• Instructions to follow
Reproduce each line exactly.

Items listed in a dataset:
-- begin --
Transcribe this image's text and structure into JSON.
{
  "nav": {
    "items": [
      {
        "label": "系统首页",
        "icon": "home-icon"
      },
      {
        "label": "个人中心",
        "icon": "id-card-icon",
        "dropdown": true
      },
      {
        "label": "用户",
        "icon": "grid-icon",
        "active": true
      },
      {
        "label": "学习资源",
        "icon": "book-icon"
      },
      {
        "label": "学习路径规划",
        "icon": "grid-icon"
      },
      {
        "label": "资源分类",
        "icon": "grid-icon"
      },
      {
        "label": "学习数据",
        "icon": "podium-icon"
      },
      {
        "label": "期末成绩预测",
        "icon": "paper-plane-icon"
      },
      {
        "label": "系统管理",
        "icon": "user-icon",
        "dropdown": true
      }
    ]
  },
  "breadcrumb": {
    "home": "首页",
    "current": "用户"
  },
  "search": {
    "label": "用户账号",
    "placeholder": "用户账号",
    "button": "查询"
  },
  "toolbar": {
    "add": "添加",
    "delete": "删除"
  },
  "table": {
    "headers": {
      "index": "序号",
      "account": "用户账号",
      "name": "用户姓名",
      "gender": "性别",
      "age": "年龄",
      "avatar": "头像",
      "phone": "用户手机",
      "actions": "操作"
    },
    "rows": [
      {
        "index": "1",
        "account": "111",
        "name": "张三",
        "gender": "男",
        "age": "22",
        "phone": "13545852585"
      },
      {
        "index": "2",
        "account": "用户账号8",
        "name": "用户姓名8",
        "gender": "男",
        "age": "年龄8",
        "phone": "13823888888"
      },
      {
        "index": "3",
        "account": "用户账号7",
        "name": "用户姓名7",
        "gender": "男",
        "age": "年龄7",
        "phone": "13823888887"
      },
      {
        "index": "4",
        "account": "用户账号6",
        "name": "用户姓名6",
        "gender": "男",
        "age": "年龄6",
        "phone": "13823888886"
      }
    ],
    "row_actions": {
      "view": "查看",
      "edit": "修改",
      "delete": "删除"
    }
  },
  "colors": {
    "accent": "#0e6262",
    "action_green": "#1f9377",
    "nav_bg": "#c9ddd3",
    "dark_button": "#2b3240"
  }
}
-- end --
• Exercise response
Transcribe this image's text and structure into JSON.
{
  "nav": {
    "items": [
      {
        "label": "系统首页",
        "icon": "home-icon"
      },
      {
        "label": "个人中心",
        "icon": "id-card-icon",
        "dropdown": true
      },
      {
        "label": "用户",
        "icon": "grid-icon",
        "active": true
      },
      {
        "label": "学习资源",
        "icon": "book-icon"
      },
      {
        "label": "学习路径规划",
        "icon": "grid-icon"
      },
      {
        "label": "资源分类",
        "icon": "grid-icon"
      },
      {
        "label": "学习数据",
        "icon": "podium-icon"
      },
      {
        "label": "期末成绩预测",
        "icon": "paper-plane-icon"
      },
      {
        "label": "系统管理",
        "icon": "user-icon",
        "dropdown": true
      }
    ]
  },
  "breadcrumb": {
    "home": "首页",
    "current": "用户"
  },
  "search": {
    "label": "用户账号",
    "placeholder": "用户账号",
    "button": "查询"
  },
  "toolbar": {
    "add": "添加",
    "delete": "删除"
  },
  "table": {
    "headers": {
      "index": "序号",
      "account": "用户账号",
      "name": "用户姓名",
      "gender": "性别",
      "age": "年龄",
      "avatar": "头像",
      "phone": "用户手机",
      "actions": "操作"
    },
    "rows": [
      {
        "index": "1",
        "account": "111",
        "name": "张三",
        "gender": "男",
        "age": "22",
        "phone": "13545852585"
      },
      {
        "index": "2",
        "account": "用户账号8",
        "name": "用户姓名8",
        "gender": "男",
        "age": "年龄8",
        "phone": "13823888888"
      },
      {
        "index": "3",
        "account": "用户账号7",
        "name": "用户姓名7",
        "gender": "男",
        "age": "年龄7",
        "phone": "13823888887"
      },
      {
        "index": "4",
        "account": "用户账号6",
        "name": "用户姓名6",
        "gender": "男",
        "age": "年龄6",
        "phone": "13823888886"
      }
    ],
    "row_actions": {
      "view": "查看",
      "edit": "修改",
      "delete": "删除"
    }
  },
  "colors": {
    "accent": "#0e6262",
    "action_green": "#1f9377",
    "nav_bg": "#c9ddd3",
    "dark_button": "#2b3240"
  }
}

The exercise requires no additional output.